• Stated goal: Compile every line that includes the word "markörer".

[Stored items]
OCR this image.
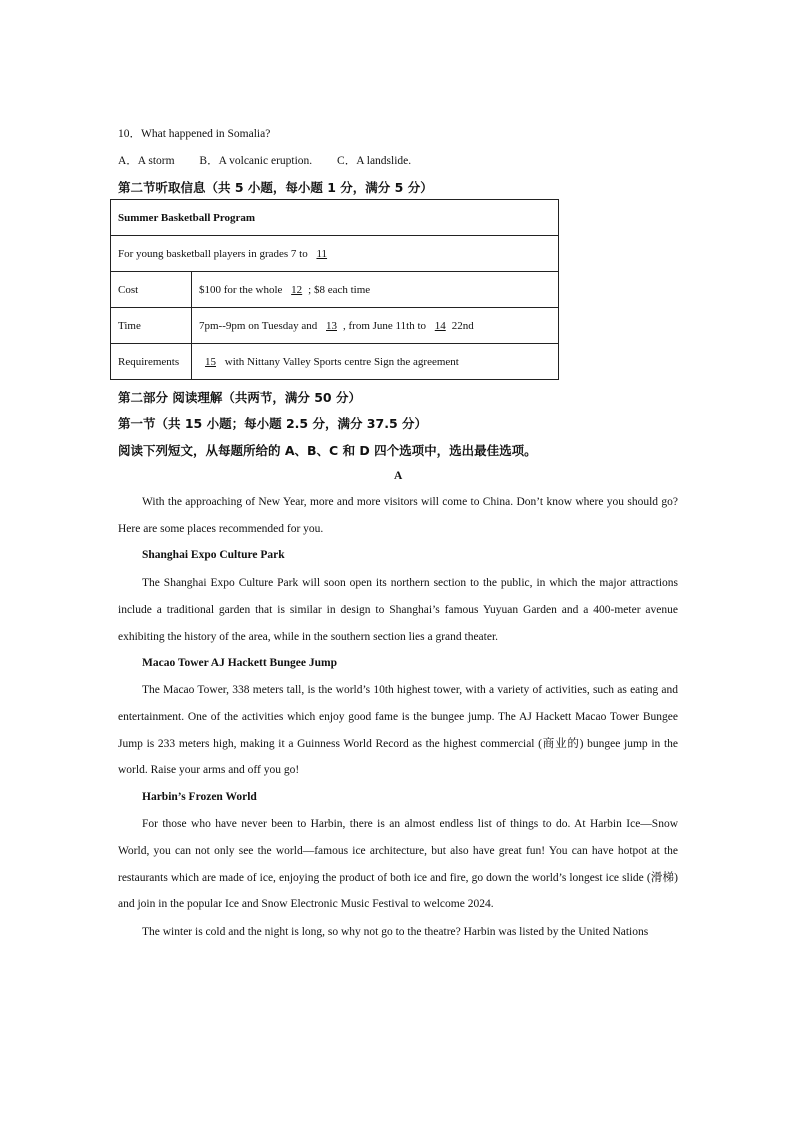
10．What happened in Somalia?
A．A storm B．A volcanic eruption. C．A landslide.
第二节听取信息（共 5 小题，每小题 1 分，满分 5 分）
Summer Basketball Program	
For young basketball players in grades 7 to 11	
Cost	$100 for the whole 12 ; $8 each time
Time	7pm--9pm on Tuesday and 13 , from June 11th to 14 22nd
Requirements	15 with Nittany Valley Sports centre Sign the agreement
第二部分 阅读理解（共两节，满分 50 分）
第一节（共 15 小题；每小题 2.5 分，满分 37.5 分）
阅读下列短文，从每题所给的 A、B、C 和 D 四个选项中，选出最佳选项。
A
With the approaching of New Year, more and more visitors will come to China. Don’t know where you should go? Here are some places recommended for you.
Shanghai Expo Culture Park
The Shanghai Expo Culture Park will soon open its northern section to the public, in which the major attractions include a traditional garden that is similar in design to Shanghai’s famous Yuyuan Garden and a 400-meter avenue exhibiting the history of the area, while in the southern section lies a grand theater.
Macao Tower AJ Hackett Bungee Jump
The Macao Tower, 338 meters tall, is the world’s 10th highest tower, with a variety of activities, such as eating and entertainment. One of the activities which enjoy good fame is the bungee jump. The AJ Hackett Macao Tower Bungee Jump is 233 meters high, making it a Guinness World Record as the highest commercial (商业的) bungee jump in the world. Raise your arms and off you go!
Harbin’s Frozen World
For those who have never been to Harbin, there is an almost endless list of things to do. At Harbin Ice—Snow World, you can not only see the world—famous ice architecture, but also have great fun! You can have hotpot at the restaurants which are made of ice, enjoying the product of both ice and fire, go down the world’s longest ice slide (滑梯) and join in the popular Ice and Snow Electronic Music Festival to welcome 2024.
The winter is cold and the night is long, so why not go to the theatre? Harbin was listed by the United Nations
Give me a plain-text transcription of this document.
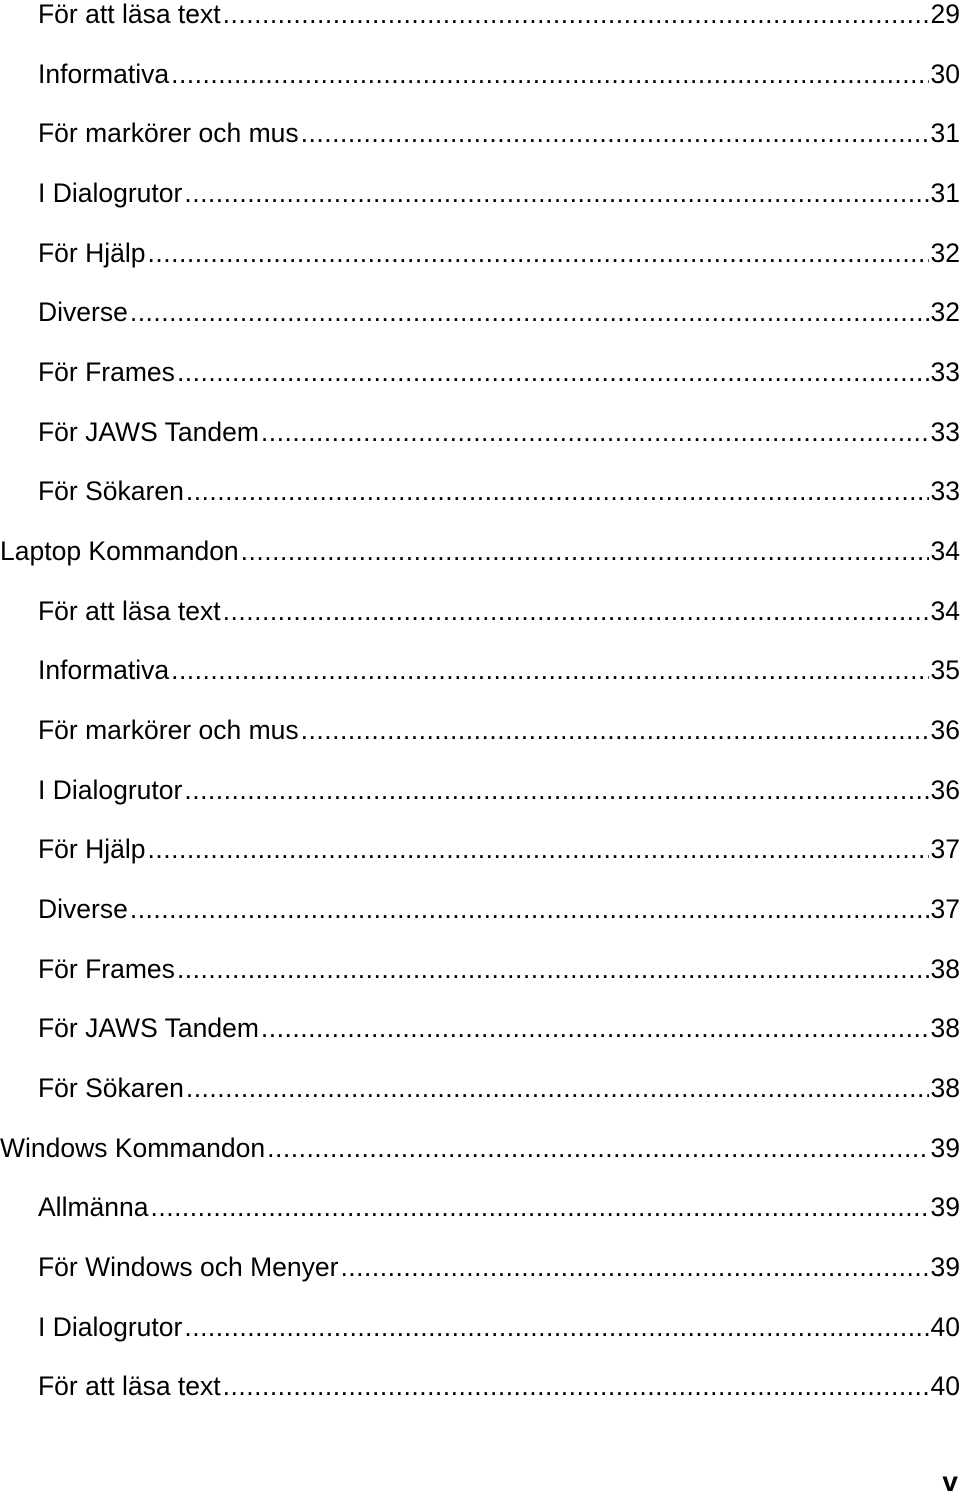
För att läsa text .....	29
Informativa .....	30
För markörer och mus .....	31
I Dialogrutor .....	31
För Hjälp .....	32
Diverse .....	32
För Frames .....	33
För JAWS Tandem .....	33
För Sökaren .....	33
Laptop Kommandon .....	34
För att läsa text .....	34
Informativa .....	35
För markörer och mus .....	36
I Dialogrutor .....	36
För Hjälp .....	37
Diverse .....	37
För Frames .....	38
För JAWS Tandem .....	38
För Sökaren .....	38
Windows Kommandon .....	39
Allmänna .....	39
För Windows och Menyer .....	39
I Dialogrutor .....	40
För att läsa text .....	40
v
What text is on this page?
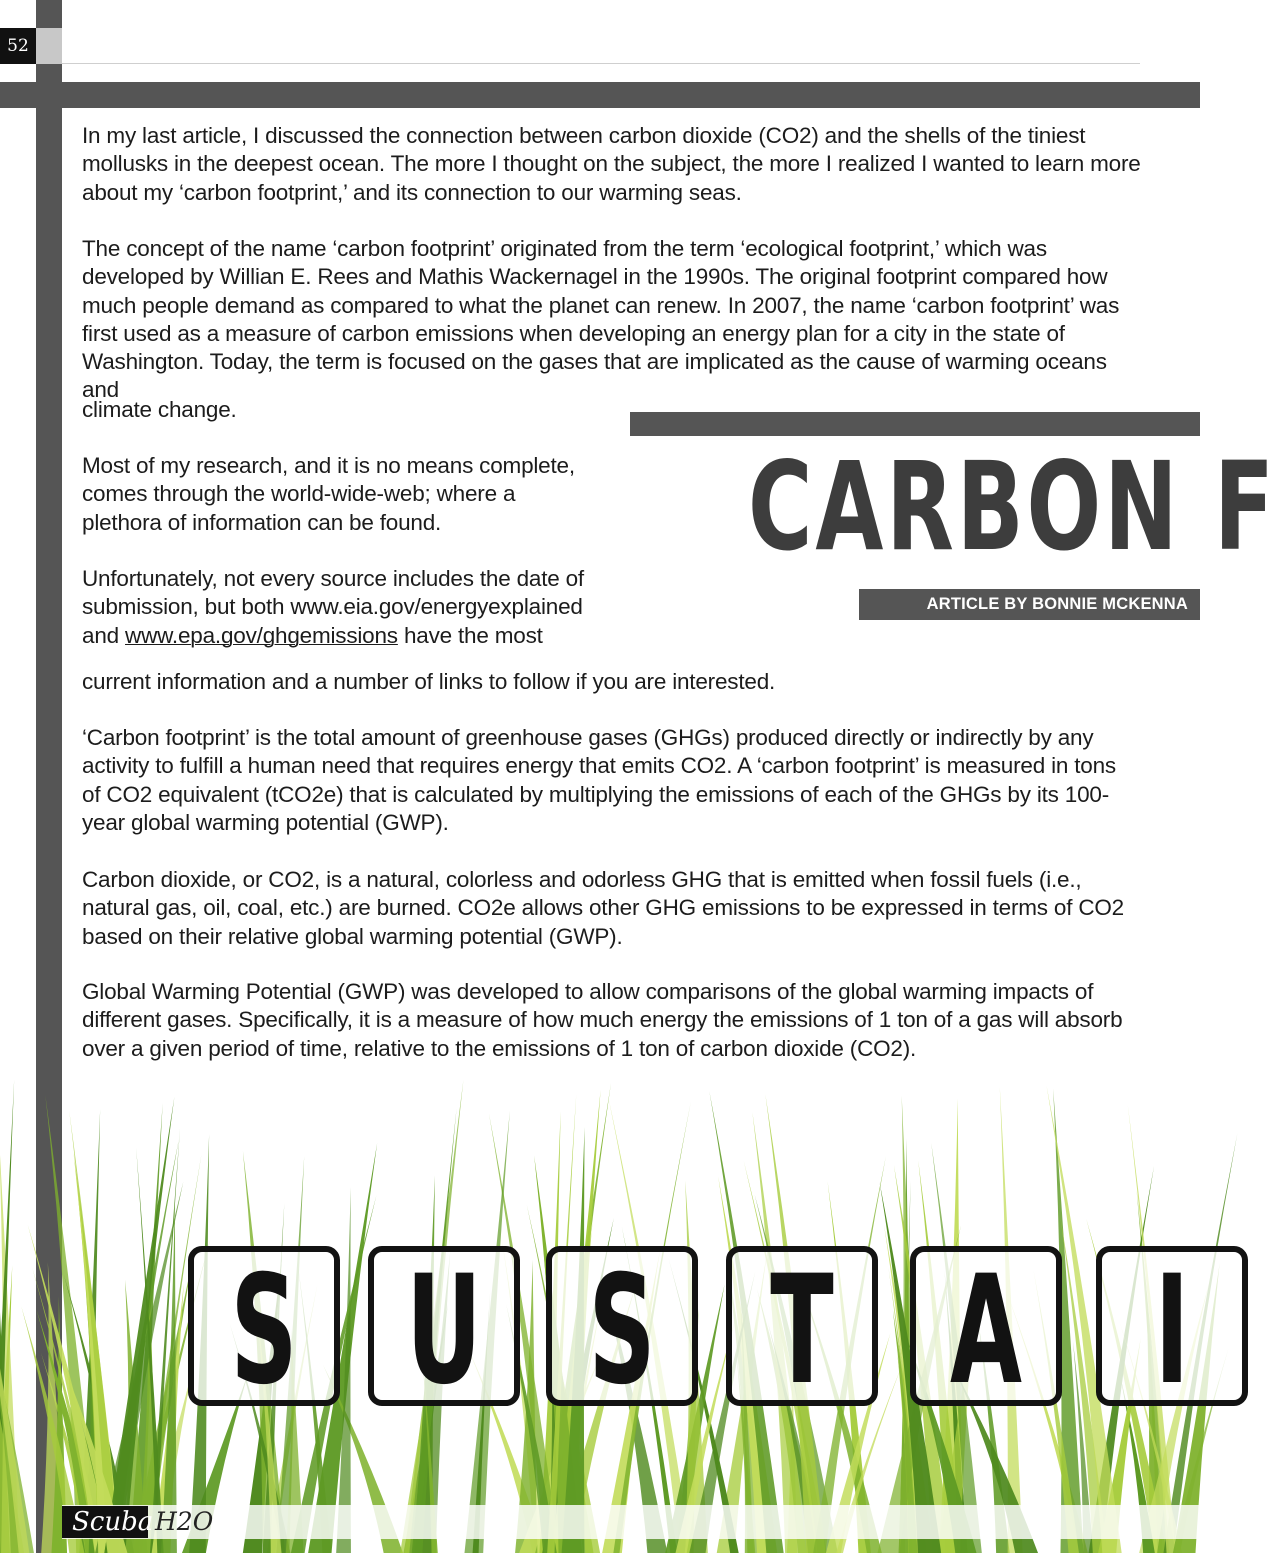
52

In my last article, I discussed the connection between carbon dioxide (CO2) and the shells of the tiniest mollusks in the deepest ocean. The more I thought on the subject, the more I realized I wanted to learn more about my ‘carbon footprint,’ and its connection to our warming seas.

The concept of the name ‘carbon footprint’ originated from the term ‘ecological footprint,’ which was developed by Willian E. Rees and Mathis Wackernagel in the 1990s. The original footprint compared how much people demand as compared to what the planet can renew. In 2007, the name ‘carbon footprint’ was first used as a measure of carbon emissions when developing an energy plan for a city in the state of Washington. Today, the term is focused on the gases that are implicated as the cause of warming oceans and

climate change.

Most of my research, and it is no means complete, comes through the world-wide-web; where a plethora of information can be found.

Unfortunately, not every source includes the date of submission, but both www.eia.gov/energyexplained and www.epa.gov/ghgemissions have the most

current information and a number of links to follow if you are interested.

‘Carbon footprint’ is the total amount of greenhouse gases (GHGs) produced directly or indirectly by any activity to fulfill a human need that requires energy that emits CO2. A ‘carbon footprint’ is measured in tons of CO2 equivalent (tCO2e) that is calculated by multiplying the emissions of each of the GHGs by its 100-year global warming potential (GWP).

Carbon dioxide, or CO2, is a natural, colorless and odorless GHG that is emitted when fossil fuels (i.e., natural gas, oil, coal, etc.) are burned. CO2e allows other GHG emissions to be expressed in terms of CO2 based on their relative global warming potential (GWP).

Global Warming Potential (GWP) was developed to allow comparisons of the global warming impacts of different gases. Specifically, it is a measure of how much energy the emissions of 1 ton of a gas will absorb over a given period of time, relative to the emissions of 1 ton of carbon dioxide (CO2).

CARBON F
ARTICLE BY BONNIE MCKENNA
S U S T A I
Scuba H2O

• Response below:
För markörer och mus .....	31
För markörer och mus .....	36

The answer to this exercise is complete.